▶ **Given exercise**: Write out the data below exactly as given, without any of its pictures.

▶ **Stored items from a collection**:
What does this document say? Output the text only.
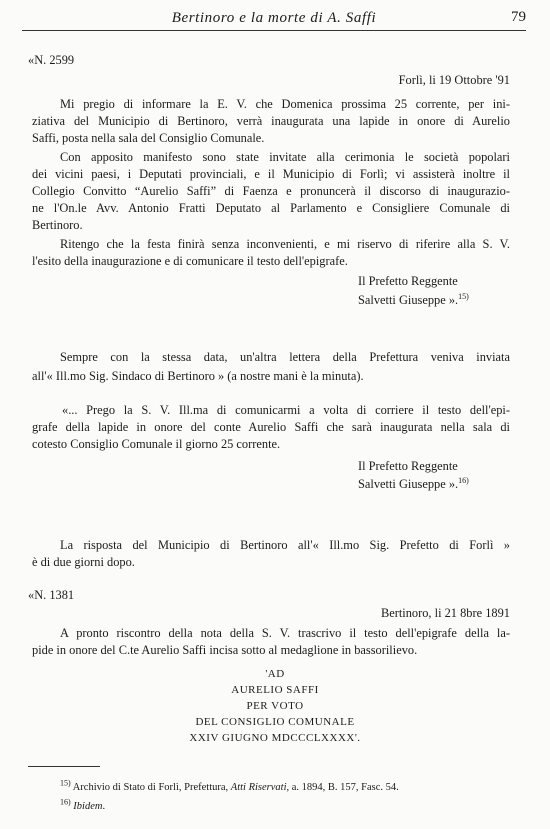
Bertinoro e la morte di A. Saffi	79
«N. 2599
Forlì, li 19 Ottobre '91
Mi pregio di informare la E. V. che Domenica prossima 25 corrente, per ini-
ziativa del Municipio di Bertinoro, verrà inaugurata una lapide in onore di Aurelio
Saffi, posta nella sala del Consiglio Comunale.
Con apposito manifesto sono state invitate alla cerimonia le società popolari
dei vicini paesi, i Deputati provinciali, e il Municipio di Forlì; vi assisterà inoltre il
Collegio Convitto “Aurelio Saffi” di Faenza e pronuncerà il discorso di inaugurazio-
ne l'On.le Avv. Antonio Fratti Deputato al Parlamento e Consigliere Comunale di
Bertinoro.
Ritengo che la festa finirà senza inconvenienti, e mi riservo di riferire alla S. V.
l'esito della inaugurazione e di comunicare il testo dell'epigrafe.
Il Prefetto Reggente
Salvetti Giuseppe ».$^{15)}$
Sempre con la stessa data, un'altra lettera della Prefettura veniva inviata
all'« Ill.mo Sig. Sindaco di Bertinoro » (a nostre mani è la minuta).
«... Prego la S. V. Ill.ma di comunicarmi a volta di corriere il testo dell'epi-
grafe della lapide in onore del conte Aurelio Saffi che sarà inaugurata nella sala di
cotesto Consiglio Comunale il giorno 25 corrente.
Il Prefetto Reggente
Salvetti Giuseppe ».$^{16)}$
La risposta del Municipio di Bertinoro all'« Ill.mo Sig. Prefetto di Forlì »
è di due giorni dopo.
«N. 1381
Bertinoro, li 21 8bre 1891
A pronto riscontro della nota della S. V. trascrivo il testo dell'epigrafe della la-
pide in onore del C.te Aurelio Saffi incisa sotto al medaglione in bassorilievo.
'AD
AURELIO SAFFI
PER VOTO
DEL CONSIGLIO COMUNALE
XXIV GIUGNO MDCCCLXXXX'.
$^{15)}$ Archivio di Stato di Forlì, Prefettura, Atti Riservati, a. 1894, B. 157, Fasc. 54.
$^{16)}$ Ibidem.
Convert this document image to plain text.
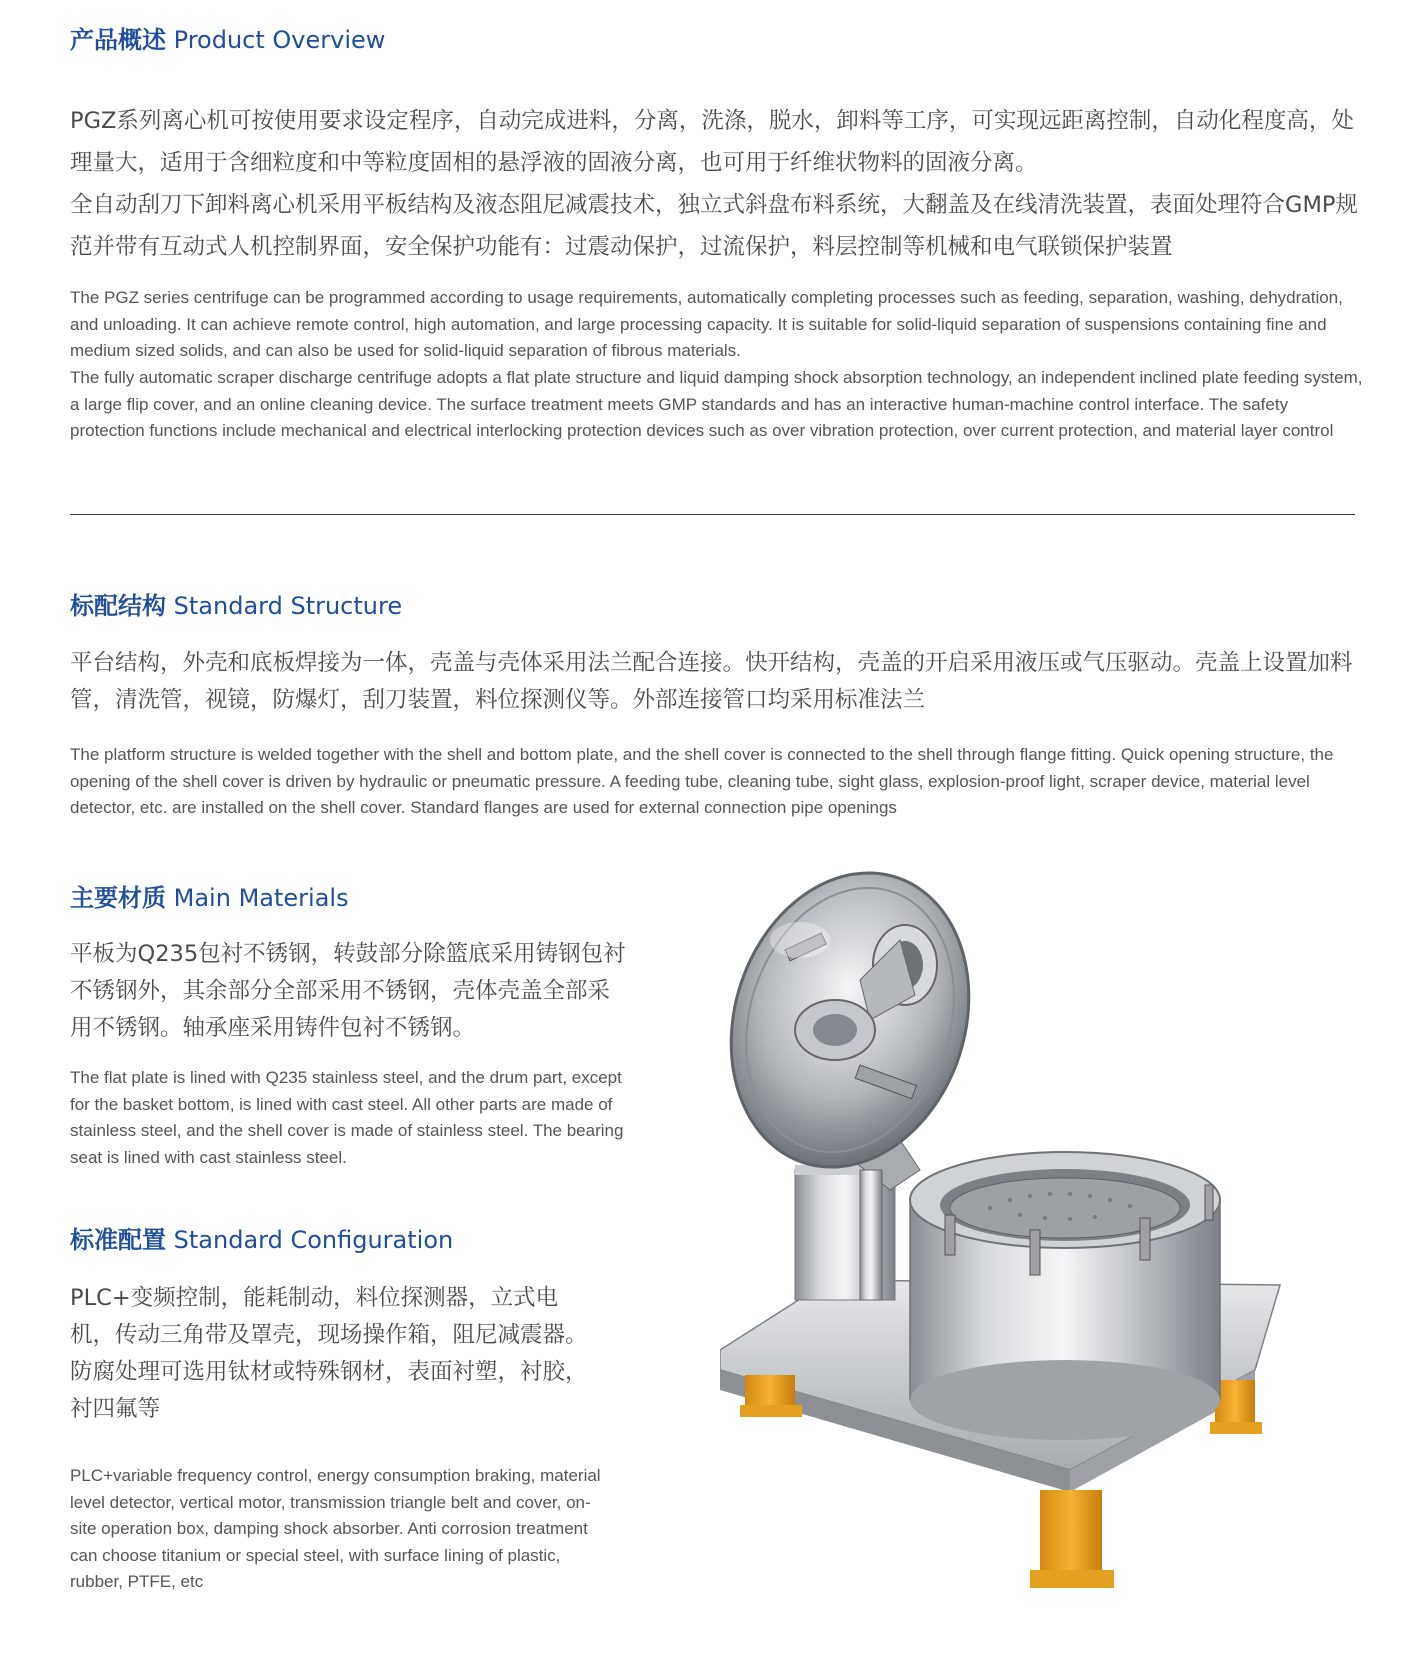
产品概述 Product Overview

PGZ系列离心机可按使用要求设定程序，自动完成进料，分离，洗涤，脱水，卸料等工序，可实现远距离控制，自动化程度高，处理量大，适用于含细粒度和中等粒度固相的悬浮液的固液分离，也可用于纤维状物料的固液分离。

全自动刮刀下卸料离心机采用平板结构及液态阻尼减震技术，独立式斜盘布料系统，大翻盖及在线清洗装置，表面处理符合GMP规范并带有互动式人机控制界面，安全保护功能有：过震动保护，过流保护，料层控制等机械和电气联锁保护装置

The PGZ series centrifuge can be programmed according to usage requirements, automatically completing processes such as feeding, separation, washing, dehydration, and unloading. It can achieve remote control, high automation, and large processing capacity. It is suitable for solid-liquid separation of suspensions containing fine and medium sized solids, and can also be used for solid-liquid separation of fibrous materials.

The fully automatic scraper discharge centrifuge adopts a flat plate structure and liquid damping shock absorption technology, an independent inclined plate feeding system, a large flip cover, and an online cleaning device. The surface treatment meets GMP standards and has an interactive human-machine control interface. The safety protection functions include mechanical and electrical interlocking protection devices such as over vibration protection, over current protection, and material layer control

标配结构 Standard Structure

平台结构，外壳和底板焊接为一体，壳盖与壳体采用法兰配合连接。快开结构，壳盖的开启采用液压或气压驱动。壳盖上设置加料管，清洗管，视镜，防爆灯，刮刀装置，料位探测仪等。外部连接管口均采用标准法兰

The platform structure is welded together with the shell and bottom plate, and the shell cover is connected to the shell through flange fitting. Quick opening structure, the opening of the shell cover is driven by hydraulic or pneumatic pressure. A feeding tube, cleaning tube, sight glass, explosion-proof light, scraper device, material level detector, etc. are installed on the shell cover. Standard flanges are used for external connection pipe openings

主要材质 Main Materials

平板为Q235包衬不锈钢，转鼓部分除篮底采用铸钢包衬不锈钢外，其余部分全部采用不锈钢，壳体壳盖全部采用不锈钢。轴承座采用铸件包衬不锈钢。

The flat plate is lined with Q235 stainless steel, and the drum part, except for the basket bottom, is lined with cast steel. All other parts are made of stainless steel, and the shell cover is made of stainless steel. The bearing seat is lined with cast stainless steel.

标准配置 Standard Configuration

PLC+变频控制，能耗制动，料位探测器，立式电机，传动三角带及罩壳，现场操作箱，阻尼减震器。防腐处理可选用钛材或特殊钢材，表面衬塑，衬胶，衬四氟等

PLC+variable frequency control, energy consumption braking, material level detector, vertical motor, transmission triangle belt and cover, on-site operation box, damping shock absorber. Anti corrosion treatment can choose titanium or special steel, with surface lining of plastic, rubber, PTFE, etc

▶ **Exercise result**:
What does this document say? Output the text only.
Bertinoro e la morte di A. Saffi	79
«N. 2599
Forlì, li 19 Ottobre '91
Mi pregio di informare la E. V. che Domenica prossima 25 corrente, per ini-
ziativa del Municipio di Bertinoro, verrà inaugurata una lapide in onore di Aurelio
Saffi, posta nella sala del Consiglio Comunale.
Con apposito manifesto sono state invitate alla cerimonia le società popolari
dei vicini paesi, i Deputati provinciali, e il Municipio di Forlì; vi assisterà inoltre il
Collegio Convitto “Aurelio Saffi” di Faenza e pronuncerà il discorso di inaugurazio-
ne l'On.le Avv. Antonio Fratti Deputato al Parlamento e Consigliere Comunale di
Bertinoro.
Ritengo che la festa finirà senza inconvenienti, e mi riservo di riferire alla S. V.
l'esito della inaugurazione e di comunicare il testo dell'epigrafe.
Il Prefetto Reggente
Salvetti Giuseppe ».$^{15)}$
Sempre con la stessa data, un'altra lettera della Prefettura veniva inviata
all'« Ill.mo Sig. Sindaco di Bertinoro » (a nostre mani è la minuta).
«... Prego la S. V. Ill.ma di comunicarmi a volta di corriere il testo dell'epi-
grafe della lapide in onore del conte Aurelio Saffi che sarà inaugurata nella sala di
cotesto Consiglio Comunale il giorno 25 corrente.
Il Prefetto Reggente
Salvetti Giuseppe ».$^{16)}$
La risposta del Municipio di Bertinoro all'« Ill.mo Sig. Prefetto di Forlì »
è di due giorni dopo.
«N. 1381
Bertinoro, li 21 8bre 1891
A pronto riscontro della nota della S. V. trascrivo il testo dell'epigrafe della la-
pide in onore del C.te Aurelio Saffi incisa sotto al medaglione in bassorilievo.
'AD
AURELIO SAFFI
PER VOTO
DEL CONSIGLIO COMUNALE
XXIV GIUGNO MDCCCLXXXX'.
$^{15)}$ Archivio di Stato di Forlì, Prefettura, Atti Riservati, a. 1894, B. 157, Fasc. 54.
$^{16)}$ Ibidem.
Convert this document image to plain text.
产品概述 Product Overview

PGZ系列离心机可按使用要求设定程序，自动完成进料，分离，洗涤，脱水，卸料等工序，可实现远距离控制，自动化程度高，处理量大，适用于含细粒度和中等粒度固相的悬浮液的固液分离，也可用于纤维状物料的固液分离。

全自动刮刀下卸料离心机采用平板结构及液态阻尼减震技术，独立式斜盘布料系统，大翻盖及在线清洗装置，表面处理符合GMP规范并带有互动式人机控制界面，安全保护功能有：过震动保护，过流保护，料层控制等机械和电气联锁保护装置

The PGZ series centrifuge can be programmed according to usage requirements, automatically completing processes such as feeding, separation, washing, dehydration, and unloading. It can achieve remote control, high automation, and large processing capacity. It is suitable for solid-liquid separation of suspensions containing fine and medium sized solids, and can also be used for solid-liquid separation of fibrous materials.

The fully automatic scraper discharge centrifuge adopts a flat plate structure and liquid damping shock absorption technology, an independent inclined plate feeding system, a large flip cover, and an online cleaning device. The surface treatment meets GMP standards and has an interactive human-machine control interface. The safety protection functions include mechanical and electrical interlocking protection devices such as over vibration protection, over current protection, and material layer control

标配结构 Standard Structure

平台结构，外壳和底板焊接为一体，壳盖与壳体采用法兰配合连接。快开结构，壳盖的开启采用液压或气压驱动。壳盖上设置加料管，清洗管，视镜，防爆灯，刮刀装置，料位探测仪等。外部连接管口均采用标准法兰

The platform structure is welded together with the shell and bottom plate, and the shell cover is connected to the shell through flange fitting. Quick opening structure, the opening of the shell cover is driven by hydraulic or pneumatic pressure. A feeding tube, cleaning tube, sight glass, explosion-proof light, scraper device, material level detector, etc. are installed on the shell cover. Standard flanges are used for external connection pipe openings

主要材质 Main Materials

平板为Q235包衬不锈钢，转鼓部分除篮底采用铸钢包衬不锈钢外，其余部分全部采用不锈钢，壳体壳盖全部采用不锈钢。轴承座采用铸件包衬不锈钢。

The flat plate is lined with Q235 stainless steel, and the drum part, except for the basket bottom, is lined with cast steel. All other parts are made of stainless steel, and the shell cover is made of stainless steel. The bearing seat is lined with cast stainless steel.

标准配置 Standard Configuration

PLC+变频控制，能耗制动，料位探测器，立式电机，传动三角带及罩壳，现场操作箱，阻尼减震器。防腐处理可选用钛材或特殊钢材，表面衬塑，衬胶，衬四氟等

PLC+variable frequency control, energy consumption braking, material level detector, vertical motor, transmission triangle belt and cover, on-site operation box, damping shock absorber. Anti corrosion treatment can choose titanium or special steel, with surface lining of plastic, rubber, PTFE, etc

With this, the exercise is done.